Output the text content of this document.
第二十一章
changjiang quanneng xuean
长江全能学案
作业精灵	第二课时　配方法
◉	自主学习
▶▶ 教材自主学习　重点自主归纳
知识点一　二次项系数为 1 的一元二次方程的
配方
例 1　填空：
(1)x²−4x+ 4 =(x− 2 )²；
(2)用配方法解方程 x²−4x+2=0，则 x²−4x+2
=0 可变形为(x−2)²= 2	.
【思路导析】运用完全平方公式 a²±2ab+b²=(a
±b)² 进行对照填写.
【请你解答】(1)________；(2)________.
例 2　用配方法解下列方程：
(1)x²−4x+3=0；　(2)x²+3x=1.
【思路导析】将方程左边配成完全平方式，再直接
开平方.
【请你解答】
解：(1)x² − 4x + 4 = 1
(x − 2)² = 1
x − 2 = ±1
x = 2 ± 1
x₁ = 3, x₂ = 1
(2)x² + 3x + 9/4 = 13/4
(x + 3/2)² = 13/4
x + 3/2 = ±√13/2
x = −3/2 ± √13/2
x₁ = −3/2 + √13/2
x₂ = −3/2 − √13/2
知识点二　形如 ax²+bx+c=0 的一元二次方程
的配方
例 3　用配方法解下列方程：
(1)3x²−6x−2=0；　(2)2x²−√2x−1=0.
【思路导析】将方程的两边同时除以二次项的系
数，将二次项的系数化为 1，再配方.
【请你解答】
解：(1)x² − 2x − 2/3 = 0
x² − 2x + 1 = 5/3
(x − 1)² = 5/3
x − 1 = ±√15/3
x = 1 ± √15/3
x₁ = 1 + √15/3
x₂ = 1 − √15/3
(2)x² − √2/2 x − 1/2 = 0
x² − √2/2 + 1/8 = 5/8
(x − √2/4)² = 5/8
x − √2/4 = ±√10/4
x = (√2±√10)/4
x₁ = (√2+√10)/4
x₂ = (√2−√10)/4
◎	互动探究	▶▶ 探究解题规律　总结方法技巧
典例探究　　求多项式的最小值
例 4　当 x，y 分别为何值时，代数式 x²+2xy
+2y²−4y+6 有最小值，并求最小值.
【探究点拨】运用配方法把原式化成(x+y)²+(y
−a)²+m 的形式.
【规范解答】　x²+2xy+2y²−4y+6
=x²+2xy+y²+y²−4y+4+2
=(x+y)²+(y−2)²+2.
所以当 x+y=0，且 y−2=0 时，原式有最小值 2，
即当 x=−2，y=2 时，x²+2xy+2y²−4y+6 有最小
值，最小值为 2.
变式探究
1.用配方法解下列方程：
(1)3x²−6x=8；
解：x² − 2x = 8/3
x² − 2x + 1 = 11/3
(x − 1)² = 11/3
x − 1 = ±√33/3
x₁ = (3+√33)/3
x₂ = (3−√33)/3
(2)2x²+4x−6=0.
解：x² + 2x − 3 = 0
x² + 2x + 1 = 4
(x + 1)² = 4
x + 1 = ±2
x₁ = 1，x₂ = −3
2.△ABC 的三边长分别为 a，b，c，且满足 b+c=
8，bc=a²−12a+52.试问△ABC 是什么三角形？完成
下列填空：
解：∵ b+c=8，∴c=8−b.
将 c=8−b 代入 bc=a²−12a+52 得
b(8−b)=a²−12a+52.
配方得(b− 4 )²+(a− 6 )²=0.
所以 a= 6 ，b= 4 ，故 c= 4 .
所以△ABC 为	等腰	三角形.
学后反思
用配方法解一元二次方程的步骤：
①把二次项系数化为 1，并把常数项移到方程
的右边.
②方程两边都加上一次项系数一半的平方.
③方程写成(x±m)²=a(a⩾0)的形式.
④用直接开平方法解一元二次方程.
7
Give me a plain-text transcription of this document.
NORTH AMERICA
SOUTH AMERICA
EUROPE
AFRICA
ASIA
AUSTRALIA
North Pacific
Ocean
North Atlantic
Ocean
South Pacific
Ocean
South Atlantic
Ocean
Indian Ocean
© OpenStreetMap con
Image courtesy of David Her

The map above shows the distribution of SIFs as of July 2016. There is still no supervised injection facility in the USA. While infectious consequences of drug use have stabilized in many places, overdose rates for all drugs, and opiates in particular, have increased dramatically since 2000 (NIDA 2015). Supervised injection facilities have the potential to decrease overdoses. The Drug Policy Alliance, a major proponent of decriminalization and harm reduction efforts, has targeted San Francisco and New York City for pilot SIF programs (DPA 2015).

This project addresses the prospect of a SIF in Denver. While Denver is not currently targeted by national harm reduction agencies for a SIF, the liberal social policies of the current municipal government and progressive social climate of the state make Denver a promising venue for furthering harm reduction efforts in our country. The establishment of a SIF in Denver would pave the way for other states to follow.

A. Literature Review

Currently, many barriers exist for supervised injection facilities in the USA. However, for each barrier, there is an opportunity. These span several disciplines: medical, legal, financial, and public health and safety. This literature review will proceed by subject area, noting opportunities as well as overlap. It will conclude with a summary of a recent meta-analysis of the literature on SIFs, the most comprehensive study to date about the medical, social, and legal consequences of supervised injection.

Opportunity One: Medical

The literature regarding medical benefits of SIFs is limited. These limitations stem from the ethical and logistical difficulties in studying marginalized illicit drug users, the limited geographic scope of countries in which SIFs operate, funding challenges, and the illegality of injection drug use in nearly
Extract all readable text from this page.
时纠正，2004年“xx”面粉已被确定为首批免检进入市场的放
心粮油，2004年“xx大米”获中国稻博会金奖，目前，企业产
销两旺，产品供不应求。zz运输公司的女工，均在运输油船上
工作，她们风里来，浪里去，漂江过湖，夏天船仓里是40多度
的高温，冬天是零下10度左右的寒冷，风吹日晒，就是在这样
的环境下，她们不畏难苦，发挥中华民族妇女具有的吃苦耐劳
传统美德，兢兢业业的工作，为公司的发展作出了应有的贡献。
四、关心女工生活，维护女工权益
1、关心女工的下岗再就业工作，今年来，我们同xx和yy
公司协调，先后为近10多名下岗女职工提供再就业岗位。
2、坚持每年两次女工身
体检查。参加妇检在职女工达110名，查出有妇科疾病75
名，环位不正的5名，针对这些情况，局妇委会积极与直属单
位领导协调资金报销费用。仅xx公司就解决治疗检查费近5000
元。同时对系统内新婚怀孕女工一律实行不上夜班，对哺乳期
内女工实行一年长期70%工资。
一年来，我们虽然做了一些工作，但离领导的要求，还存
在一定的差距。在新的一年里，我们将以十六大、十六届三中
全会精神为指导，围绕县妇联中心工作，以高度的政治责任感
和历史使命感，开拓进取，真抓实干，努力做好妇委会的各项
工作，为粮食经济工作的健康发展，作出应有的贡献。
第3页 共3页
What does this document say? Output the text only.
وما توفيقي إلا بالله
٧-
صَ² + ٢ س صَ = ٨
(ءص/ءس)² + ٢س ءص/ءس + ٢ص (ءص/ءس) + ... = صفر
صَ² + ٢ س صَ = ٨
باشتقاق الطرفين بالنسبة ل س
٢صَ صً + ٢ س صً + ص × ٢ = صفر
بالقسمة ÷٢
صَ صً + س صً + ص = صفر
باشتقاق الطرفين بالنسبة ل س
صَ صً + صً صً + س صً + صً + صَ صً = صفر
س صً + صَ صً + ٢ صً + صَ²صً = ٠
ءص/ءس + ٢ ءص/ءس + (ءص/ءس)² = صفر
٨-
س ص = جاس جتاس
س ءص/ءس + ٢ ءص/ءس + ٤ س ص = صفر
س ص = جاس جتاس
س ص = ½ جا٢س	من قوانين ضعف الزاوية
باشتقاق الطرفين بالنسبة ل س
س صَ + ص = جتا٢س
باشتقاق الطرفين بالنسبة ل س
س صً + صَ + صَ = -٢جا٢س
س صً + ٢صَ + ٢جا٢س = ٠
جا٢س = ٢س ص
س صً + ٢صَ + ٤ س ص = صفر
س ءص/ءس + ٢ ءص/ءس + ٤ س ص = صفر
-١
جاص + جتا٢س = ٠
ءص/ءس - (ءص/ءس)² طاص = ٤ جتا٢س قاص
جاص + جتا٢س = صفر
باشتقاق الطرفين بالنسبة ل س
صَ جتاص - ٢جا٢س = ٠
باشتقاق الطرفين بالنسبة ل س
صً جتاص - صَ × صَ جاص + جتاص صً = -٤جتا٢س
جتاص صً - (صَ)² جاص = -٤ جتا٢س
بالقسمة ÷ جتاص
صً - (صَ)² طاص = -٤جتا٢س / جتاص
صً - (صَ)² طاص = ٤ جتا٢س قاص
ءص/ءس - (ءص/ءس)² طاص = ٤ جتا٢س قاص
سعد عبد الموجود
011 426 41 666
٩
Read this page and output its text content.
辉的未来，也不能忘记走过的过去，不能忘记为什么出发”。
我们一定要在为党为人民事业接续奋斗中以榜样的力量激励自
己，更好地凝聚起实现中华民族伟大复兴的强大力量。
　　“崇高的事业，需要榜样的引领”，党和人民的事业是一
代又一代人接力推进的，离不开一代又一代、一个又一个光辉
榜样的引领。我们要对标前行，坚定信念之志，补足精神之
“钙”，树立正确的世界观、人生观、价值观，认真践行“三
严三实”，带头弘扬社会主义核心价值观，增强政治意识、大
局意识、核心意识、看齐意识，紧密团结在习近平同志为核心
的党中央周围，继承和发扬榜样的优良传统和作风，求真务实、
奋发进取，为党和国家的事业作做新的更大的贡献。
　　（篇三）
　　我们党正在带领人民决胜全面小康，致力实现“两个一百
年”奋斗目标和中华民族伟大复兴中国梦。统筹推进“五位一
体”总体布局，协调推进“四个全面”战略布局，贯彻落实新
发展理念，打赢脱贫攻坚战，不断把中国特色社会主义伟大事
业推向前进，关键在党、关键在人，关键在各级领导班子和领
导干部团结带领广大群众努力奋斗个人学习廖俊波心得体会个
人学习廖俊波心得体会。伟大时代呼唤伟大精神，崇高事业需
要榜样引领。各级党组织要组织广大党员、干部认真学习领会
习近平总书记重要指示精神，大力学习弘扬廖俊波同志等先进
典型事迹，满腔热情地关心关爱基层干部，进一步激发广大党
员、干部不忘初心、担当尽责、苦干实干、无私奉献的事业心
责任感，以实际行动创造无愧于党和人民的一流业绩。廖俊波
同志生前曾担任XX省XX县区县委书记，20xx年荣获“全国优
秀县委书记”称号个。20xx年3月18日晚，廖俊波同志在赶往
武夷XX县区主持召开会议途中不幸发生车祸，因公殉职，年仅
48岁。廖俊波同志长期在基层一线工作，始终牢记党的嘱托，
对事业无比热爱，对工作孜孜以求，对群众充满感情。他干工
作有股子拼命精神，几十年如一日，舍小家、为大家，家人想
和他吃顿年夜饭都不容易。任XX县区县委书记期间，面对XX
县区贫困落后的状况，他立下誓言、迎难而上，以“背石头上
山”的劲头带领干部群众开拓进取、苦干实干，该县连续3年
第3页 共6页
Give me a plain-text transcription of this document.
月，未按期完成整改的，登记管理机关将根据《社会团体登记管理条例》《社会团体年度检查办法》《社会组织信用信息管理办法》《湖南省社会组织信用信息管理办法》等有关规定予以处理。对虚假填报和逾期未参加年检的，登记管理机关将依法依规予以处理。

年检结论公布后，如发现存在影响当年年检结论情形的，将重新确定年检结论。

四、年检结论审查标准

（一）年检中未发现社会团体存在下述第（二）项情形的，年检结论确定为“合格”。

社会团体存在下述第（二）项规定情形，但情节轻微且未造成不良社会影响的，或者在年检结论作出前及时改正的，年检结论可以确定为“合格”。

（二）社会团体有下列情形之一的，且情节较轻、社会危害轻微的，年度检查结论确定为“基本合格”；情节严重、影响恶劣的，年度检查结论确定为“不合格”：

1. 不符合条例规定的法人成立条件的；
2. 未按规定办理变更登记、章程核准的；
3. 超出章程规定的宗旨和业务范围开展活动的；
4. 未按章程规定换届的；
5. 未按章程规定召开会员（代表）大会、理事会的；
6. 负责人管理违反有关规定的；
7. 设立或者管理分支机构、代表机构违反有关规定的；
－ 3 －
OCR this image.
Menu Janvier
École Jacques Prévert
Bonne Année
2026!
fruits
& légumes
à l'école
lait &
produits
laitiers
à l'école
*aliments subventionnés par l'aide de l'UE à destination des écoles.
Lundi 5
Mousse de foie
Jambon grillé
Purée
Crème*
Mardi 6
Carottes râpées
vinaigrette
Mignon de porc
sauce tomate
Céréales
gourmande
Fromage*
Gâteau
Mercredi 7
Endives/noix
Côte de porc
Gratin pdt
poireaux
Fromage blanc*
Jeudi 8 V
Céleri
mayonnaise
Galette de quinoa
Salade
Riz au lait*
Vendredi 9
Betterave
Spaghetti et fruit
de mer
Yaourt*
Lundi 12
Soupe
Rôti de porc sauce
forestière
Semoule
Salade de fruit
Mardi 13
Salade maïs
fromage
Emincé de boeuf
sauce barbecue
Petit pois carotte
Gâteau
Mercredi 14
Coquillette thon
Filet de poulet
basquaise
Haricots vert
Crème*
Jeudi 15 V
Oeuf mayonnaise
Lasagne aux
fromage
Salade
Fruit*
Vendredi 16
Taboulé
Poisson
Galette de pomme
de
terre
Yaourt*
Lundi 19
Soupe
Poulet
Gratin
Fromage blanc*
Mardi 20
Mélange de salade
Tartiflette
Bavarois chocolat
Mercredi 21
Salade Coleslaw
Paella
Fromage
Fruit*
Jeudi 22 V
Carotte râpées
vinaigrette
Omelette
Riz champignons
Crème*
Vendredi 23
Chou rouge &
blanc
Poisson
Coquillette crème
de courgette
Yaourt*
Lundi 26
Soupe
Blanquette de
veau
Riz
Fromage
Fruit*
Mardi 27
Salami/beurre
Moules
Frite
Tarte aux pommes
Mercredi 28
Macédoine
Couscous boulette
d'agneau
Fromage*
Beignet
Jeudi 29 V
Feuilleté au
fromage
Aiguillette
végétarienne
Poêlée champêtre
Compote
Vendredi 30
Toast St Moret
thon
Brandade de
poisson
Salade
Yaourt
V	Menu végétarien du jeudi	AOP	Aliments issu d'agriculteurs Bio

##############################

**Exercise:**
Scan the lines above for "While", then copy every one that has it.

**Answer to this exercise:**
The map above shows the distribution of SIFs as of July 2016. There is still no supervised injection facility in the USA. While infectious consequences of drug use have stabilized in many places, overdose rates for all drugs, and opiates in particular, have increased dramatically since 2000 (NIDA 2015). Supervised injection facilities have the potential to decrease overdoses. The Drug Policy Alliance, a major proponent of decriminalization and harm reduction efforts, has targeted San Francisco and New York City for pilot SIF programs (DPA 2015).
This project addresses the prospect of a SIF in Denver. While Denver is not currently targeted by national harm reduction agencies for a SIF, the liberal social policies of the current municipal government and progressive social climate of the state make Denver a promising venue for furthering harm reduction efforts in our country. The establishment of a SIF in Denver would pave the way for other states to follow.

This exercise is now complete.